◆ **Goal**:
Pull out all lines from the listing below in which the word "комплексированных" appears.

◆ **The input**:
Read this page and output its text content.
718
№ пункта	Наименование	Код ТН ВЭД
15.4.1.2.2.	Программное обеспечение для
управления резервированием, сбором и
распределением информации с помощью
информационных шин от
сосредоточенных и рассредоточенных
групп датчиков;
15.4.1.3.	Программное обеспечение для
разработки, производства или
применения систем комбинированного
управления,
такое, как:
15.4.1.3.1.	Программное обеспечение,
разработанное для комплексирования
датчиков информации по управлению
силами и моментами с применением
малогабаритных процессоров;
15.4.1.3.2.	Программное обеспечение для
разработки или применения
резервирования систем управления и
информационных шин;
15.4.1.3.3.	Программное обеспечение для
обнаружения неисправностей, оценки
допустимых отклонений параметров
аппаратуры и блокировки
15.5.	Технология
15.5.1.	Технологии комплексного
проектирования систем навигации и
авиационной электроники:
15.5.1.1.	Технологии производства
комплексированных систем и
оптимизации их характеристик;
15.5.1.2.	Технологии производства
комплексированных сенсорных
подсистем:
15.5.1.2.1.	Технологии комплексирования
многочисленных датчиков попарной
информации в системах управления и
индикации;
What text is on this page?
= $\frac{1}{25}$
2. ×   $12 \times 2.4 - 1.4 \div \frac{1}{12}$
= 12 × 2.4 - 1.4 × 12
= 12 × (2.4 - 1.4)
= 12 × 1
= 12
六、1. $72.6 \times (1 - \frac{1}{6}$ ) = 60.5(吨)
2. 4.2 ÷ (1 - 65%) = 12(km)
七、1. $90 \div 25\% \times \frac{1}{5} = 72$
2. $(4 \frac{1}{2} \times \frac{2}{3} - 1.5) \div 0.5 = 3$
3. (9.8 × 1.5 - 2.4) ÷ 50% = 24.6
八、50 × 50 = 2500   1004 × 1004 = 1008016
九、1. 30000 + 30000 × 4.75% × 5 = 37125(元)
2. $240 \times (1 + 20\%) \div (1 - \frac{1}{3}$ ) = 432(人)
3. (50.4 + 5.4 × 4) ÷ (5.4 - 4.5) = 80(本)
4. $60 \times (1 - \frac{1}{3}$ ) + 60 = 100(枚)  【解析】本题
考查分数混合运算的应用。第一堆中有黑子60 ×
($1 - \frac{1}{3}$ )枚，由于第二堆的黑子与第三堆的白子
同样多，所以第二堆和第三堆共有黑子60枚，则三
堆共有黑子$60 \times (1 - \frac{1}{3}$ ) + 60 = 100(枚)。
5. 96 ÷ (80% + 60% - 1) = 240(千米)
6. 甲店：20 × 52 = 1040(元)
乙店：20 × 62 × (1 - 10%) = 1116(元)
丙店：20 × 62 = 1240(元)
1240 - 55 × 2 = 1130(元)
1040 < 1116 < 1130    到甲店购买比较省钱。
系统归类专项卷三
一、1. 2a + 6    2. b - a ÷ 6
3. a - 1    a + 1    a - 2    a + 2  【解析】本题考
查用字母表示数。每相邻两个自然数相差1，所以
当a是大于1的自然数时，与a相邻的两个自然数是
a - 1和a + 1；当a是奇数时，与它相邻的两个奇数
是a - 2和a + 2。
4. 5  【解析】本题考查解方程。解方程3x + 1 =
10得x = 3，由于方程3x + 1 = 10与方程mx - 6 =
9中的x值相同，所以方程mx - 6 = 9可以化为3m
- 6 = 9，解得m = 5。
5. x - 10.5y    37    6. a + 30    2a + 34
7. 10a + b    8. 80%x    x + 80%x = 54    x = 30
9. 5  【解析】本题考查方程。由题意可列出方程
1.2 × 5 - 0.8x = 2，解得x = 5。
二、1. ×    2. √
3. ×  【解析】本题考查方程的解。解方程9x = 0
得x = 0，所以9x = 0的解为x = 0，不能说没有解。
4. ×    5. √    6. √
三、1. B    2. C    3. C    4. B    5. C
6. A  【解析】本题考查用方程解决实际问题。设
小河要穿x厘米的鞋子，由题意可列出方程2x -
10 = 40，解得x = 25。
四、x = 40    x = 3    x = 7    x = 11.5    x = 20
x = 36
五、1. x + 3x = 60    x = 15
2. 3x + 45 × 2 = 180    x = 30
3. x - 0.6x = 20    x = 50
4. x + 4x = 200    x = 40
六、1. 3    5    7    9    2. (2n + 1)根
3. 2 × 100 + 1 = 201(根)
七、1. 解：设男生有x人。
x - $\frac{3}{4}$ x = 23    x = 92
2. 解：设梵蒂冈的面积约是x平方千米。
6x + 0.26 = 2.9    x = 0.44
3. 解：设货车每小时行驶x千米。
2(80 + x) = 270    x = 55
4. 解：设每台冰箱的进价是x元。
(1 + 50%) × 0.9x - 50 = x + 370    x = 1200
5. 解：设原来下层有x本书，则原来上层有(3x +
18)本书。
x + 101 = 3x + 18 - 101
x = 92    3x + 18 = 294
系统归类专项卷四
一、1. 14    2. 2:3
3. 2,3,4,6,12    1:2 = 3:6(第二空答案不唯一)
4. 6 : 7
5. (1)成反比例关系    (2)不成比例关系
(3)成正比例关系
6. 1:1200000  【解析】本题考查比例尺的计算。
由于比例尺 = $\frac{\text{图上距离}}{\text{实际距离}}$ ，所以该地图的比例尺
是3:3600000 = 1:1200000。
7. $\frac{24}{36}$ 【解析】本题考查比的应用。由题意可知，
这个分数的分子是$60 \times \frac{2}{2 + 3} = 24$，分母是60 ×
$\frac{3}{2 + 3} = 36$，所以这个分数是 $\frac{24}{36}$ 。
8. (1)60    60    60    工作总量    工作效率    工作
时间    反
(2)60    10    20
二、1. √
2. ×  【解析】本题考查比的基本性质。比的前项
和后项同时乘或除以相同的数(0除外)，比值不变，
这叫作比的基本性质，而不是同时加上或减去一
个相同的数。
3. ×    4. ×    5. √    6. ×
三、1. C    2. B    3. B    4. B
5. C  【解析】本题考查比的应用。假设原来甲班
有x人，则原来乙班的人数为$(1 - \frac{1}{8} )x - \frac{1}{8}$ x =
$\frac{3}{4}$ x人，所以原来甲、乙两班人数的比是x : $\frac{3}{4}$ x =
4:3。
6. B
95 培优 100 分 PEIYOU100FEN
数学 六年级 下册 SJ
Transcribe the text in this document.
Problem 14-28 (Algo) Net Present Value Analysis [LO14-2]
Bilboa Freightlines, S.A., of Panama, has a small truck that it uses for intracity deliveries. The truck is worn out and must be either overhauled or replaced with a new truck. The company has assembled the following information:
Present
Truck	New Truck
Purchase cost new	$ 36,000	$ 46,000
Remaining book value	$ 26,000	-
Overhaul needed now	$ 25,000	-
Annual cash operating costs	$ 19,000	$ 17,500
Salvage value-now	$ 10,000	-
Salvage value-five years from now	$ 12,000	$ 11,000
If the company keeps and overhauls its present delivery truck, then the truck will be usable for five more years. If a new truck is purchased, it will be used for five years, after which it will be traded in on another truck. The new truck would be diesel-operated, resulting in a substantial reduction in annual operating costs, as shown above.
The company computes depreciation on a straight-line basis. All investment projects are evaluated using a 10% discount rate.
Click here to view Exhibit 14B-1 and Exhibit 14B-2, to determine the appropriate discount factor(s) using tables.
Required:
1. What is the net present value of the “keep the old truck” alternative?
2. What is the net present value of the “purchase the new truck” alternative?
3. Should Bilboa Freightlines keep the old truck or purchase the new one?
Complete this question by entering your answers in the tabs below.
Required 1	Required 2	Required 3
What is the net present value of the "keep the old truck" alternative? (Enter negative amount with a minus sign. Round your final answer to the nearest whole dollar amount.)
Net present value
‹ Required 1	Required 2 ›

◆ **Output**:
комплексированных систем и
комплексированных сенсорных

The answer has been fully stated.